/---

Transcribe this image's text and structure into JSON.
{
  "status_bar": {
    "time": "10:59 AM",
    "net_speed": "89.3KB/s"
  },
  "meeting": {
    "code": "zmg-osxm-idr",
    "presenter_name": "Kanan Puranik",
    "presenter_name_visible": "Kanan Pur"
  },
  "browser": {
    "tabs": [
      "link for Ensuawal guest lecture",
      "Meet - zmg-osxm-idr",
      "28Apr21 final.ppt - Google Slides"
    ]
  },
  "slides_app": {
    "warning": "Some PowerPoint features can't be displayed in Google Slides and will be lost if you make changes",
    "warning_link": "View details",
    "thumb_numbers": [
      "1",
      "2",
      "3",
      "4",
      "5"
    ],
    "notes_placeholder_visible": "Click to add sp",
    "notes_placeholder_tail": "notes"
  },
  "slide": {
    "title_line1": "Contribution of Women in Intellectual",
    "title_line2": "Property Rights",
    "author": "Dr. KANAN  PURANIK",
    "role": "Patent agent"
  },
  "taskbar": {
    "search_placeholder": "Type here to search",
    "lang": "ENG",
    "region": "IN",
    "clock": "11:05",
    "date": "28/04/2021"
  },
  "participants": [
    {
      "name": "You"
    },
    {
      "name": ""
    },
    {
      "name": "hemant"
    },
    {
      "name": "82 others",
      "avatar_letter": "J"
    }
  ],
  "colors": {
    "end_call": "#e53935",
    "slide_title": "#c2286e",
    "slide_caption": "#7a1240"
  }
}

\---

Everything in the listing above should be restated exactly.

Transcribe this image's text and structure into JSON.
{
  "status_bar": {
    "time": "10:59 AM",
    "net_speed": "89.3KB/s"
  },
  "meeting": {
    "code": "zmg-osxm-idr",
    "presenter_name": "Kanan Puranik",
    "presenter_name_visible": "Kanan Pur"
  },
  "browser": {
    "tabs": [
      "link for Ensuawal guest lecture",
      "Meet - zmg-osxm-idr",
      "28Apr21 final.ppt - Google Slides"
    ]
  },
  "slides_app": {
    "warning": "Some PowerPoint features can't be displayed in Google Slides and will be lost if you make changes",
    "warning_link": "View details",
    "thumb_numbers": [
      "1",
      "2",
      "3",
      "4",
      "5"
    ],
    "notes_placeholder_visible": "Click to add sp",
    "notes_placeholder_tail": "notes"
  },
  "slide": {
    "title_line1": "Contribution of Women in Intellectual",
    "title_line2": "Property Rights",
    "author": "Dr. KANAN  PURANIK",
    "role": "Patent agent"
  },
  "taskbar": {
    "search_placeholder": "Type here to search",
    "lang": "ENG",
    "region": "IN",
    "clock": "11:05",
    "date": "28/04/2021"
  },
  "participants": [
    {
      "name": "You"
    },
    {
      "name": ""
    },
    {
      "name": "hemant"
    },
    {
      "name": "82 others",
      "avatar_letter": "J"
    }
  ],
  "colors": {
    "end_call": "#e53935",
    "slide_title": "#c2286e",
    "slide_caption": "#7a1240"
  }
}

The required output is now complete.